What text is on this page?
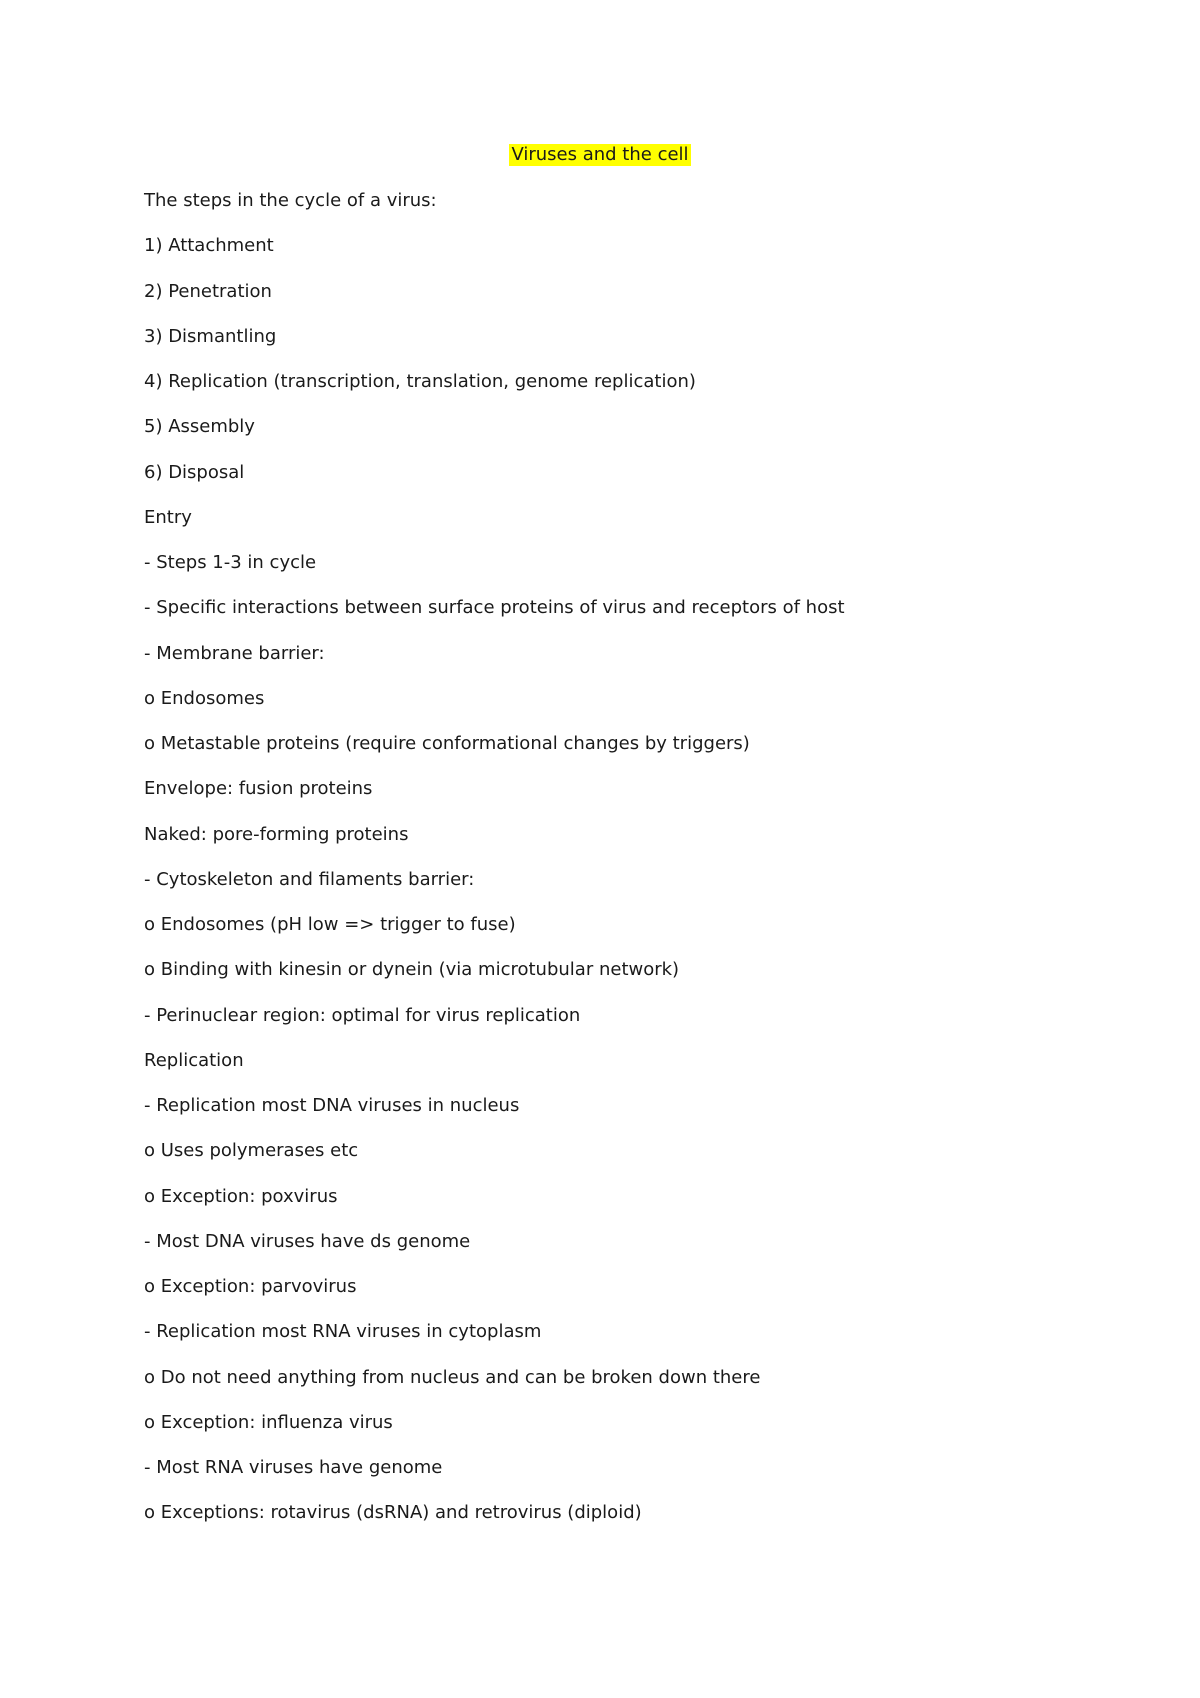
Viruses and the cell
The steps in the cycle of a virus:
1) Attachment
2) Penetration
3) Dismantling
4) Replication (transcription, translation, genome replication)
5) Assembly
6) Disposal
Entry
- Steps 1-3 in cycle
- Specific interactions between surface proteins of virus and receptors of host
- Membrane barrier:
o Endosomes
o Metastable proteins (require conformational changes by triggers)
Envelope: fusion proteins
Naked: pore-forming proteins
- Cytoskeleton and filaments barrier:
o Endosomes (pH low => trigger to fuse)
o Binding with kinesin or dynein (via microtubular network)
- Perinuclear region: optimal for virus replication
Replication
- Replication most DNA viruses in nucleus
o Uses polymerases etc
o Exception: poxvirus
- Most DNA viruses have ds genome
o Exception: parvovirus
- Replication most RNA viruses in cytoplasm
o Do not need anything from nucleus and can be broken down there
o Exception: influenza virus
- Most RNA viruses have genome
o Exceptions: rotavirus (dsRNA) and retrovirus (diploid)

------

Images must not appear; print each record precisely as it reads.

What text is on this page?
Viruses and the cell
The steps in the cycle of a virus:
1) Attachment
2) Penetration
3) Dismantling
4) Replication (transcription, translation, genome replication)
5) Assembly
6) Disposal
Entry
- Steps 1-3 in cycle
- Specific interactions between surface proteins of virus and receptors of host
- Membrane barrier:
o Endosomes
o Metastable proteins (require conformational changes by triggers)
Envelope: fusion proteins
Naked: pore-forming proteins
- Cytoskeleton and filaments barrier:
o Endosomes (pH low => trigger to fuse)
o Binding with kinesin or dynein (via microtubular network)
- Perinuclear region: optimal for virus replication
Replication
- Replication most DNA viruses in nucleus
o Uses polymerases etc
o Exception: poxvirus
- Most DNA viruses have ds genome
o Exception: parvovirus
- Replication most RNA viruses in cytoplasm
o Do not need anything from nucleus and can be broken down there
o Exception: influenza virus
- Most RNA viruses have genome
o Exceptions: rotavirus (dsRNA) and retrovirus (diploid)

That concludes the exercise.